Prompt | Omit every picture and write out the rest of the records exactly.

Information shown |
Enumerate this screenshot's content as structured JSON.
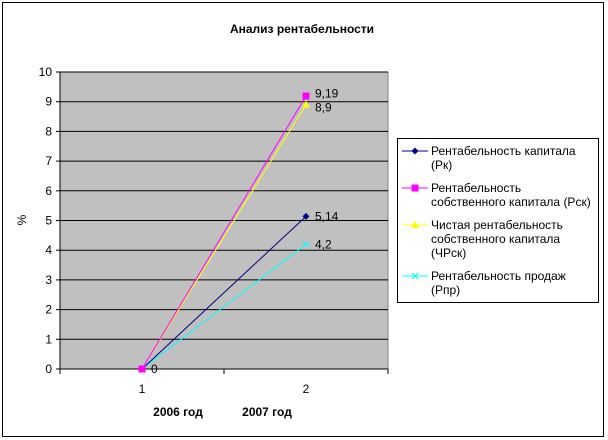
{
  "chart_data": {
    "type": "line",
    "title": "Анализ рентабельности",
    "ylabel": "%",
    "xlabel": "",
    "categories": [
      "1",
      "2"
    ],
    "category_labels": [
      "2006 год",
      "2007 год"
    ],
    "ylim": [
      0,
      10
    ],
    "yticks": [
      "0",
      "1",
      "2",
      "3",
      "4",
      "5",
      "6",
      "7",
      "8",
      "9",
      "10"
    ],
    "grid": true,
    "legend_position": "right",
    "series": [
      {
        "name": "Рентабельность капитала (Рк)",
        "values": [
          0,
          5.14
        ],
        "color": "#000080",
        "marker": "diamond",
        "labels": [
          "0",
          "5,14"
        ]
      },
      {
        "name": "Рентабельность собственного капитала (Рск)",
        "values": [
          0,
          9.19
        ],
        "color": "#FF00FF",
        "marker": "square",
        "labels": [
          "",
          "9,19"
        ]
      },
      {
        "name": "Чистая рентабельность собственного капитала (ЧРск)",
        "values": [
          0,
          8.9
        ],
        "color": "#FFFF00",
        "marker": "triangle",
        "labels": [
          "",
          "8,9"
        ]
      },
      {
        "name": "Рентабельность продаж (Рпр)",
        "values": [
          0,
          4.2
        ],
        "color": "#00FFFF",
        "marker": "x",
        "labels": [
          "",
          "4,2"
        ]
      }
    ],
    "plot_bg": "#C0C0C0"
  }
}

Response to the exercise |
Enumerate this screenshot's content as structured JSON.
{
  "chart_data": {
    "type": "line",
    "title": "Анализ рентабельности",
    "ylabel": "%",
    "xlabel": "",
    "categories": [
      "1",
      "2"
    ],
    "category_labels": [
      "2006 год",
      "2007 год"
    ],
    "ylim": [
      0,
      10
    ],
    "yticks": [
      "0",
      "1",
      "2",
      "3",
      "4",
      "5",
      "6",
      "7",
      "8",
      "9",
      "10"
    ],
    "grid": true,
    "legend_position": "right",
    "series": [
      {
        "name": "Рентабельность капитала (Рк)",
        "values": [
          0,
          5.14
        ],
        "color": "#000080",
        "marker": "diamond",
        "labels": [
          "0",
          "5,14"
        ]
      },
      {
        "name": "Рентабельность собственного капитала (Рск)",
        "values": [
          0,
          9.19
        ],
        "color": "#FF00FF",
        "marker": "square",
        "labels": [
          "",
          "9,19"
        ]
      },
      {
        "name": "Чистая рентабельность собственного капитала (ЧРск)",
        "values": [
          0,
          8.9
        ],
        "color": "#FFFF00",
        "marker": "triangle",
        "labels": [
          "",
          "8,9"
        ]
      },
      {
        "name": "Рентабельность продаж (Рпр)",
        "values": [
          0,
          4.2
        ],
        "color": "#00FFFF",
        "marker": "x",
        "labels": [
          "",
          "4,2"
        ]
      }
    ],
    "plot_bg": "#C0C0C0"
  }
}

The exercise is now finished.